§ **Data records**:

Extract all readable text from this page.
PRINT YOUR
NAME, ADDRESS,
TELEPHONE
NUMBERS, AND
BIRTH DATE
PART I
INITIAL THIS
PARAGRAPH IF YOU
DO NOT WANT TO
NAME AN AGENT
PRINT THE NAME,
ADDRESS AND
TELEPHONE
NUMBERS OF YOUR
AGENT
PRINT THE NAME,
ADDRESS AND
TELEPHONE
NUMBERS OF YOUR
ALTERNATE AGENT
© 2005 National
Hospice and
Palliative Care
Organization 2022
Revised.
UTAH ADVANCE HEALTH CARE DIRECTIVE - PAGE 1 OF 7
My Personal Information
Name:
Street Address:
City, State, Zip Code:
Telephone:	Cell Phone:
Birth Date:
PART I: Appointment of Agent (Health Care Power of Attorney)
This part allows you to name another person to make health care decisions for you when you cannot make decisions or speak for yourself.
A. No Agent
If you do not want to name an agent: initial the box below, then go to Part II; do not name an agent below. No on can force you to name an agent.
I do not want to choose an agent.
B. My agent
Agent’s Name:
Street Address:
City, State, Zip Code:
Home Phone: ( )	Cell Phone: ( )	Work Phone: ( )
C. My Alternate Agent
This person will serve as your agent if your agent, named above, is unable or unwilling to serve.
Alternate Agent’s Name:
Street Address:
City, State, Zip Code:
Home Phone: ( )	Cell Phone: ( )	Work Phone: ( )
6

§ **STATED EXERCISE**:
Reproduce every line of the data verbatim.

§ **WRITTEN REPLY**:
Extract all readable text from this page.
PRINT YOUR
NAME, ADDRESS,
TELEPHONE
NUMBERS, AND
BIRTH DATE
PART I
INITIAL THIS
PARAGRAPH IF YOU
DO NOT WANT TO
NAME AN AGENT
PRINT THE NAME,
ADDRESS AND
TELEPHONE
NUMBERS OF YOUR
AGENT
PRINT THE NAME,
ADDRESS AND
TELEPHONE
NUMBERS OF YOUR
ALTERNATE AGENT
© 2005 National
Hospice and
Palliative Care
Organization 2022
Revised.
UTAH ADVANCE HEALTH CARE DIRECTIVE - PAGE 1 OF 7
My Personal Information
Name:
Street Address:
City, State, Zip Code:
Telephone:	Cell Phone:
Birth Date:
PART I: Appointment of Agent (Health Care Power of Attorney)
This part allows you to name another person to make health care decisions for you when you cannot make decisions or speak for yourself.
A. No Agent
If you do not want to name an agent: initial the box below, then go to Part II; do not name an agent below. No on can force you to name an agent.
I do not want to choose an agent.
B. My agent
Agent’s Name:
Street Address:
City, State, Zip Code:
Home Phone: ( )	Cell Phone: ( )	Work Phone: ( )
C. My Alternate Agent
This person will serve as your agent if your agent, named above, is unable or unwilling to serve.
Alternate Agent’s Name:
Street Address:
City, State, Zip Code:
Home Phone: ( )	Cell Phone: ( )	Work Phone: ( )
6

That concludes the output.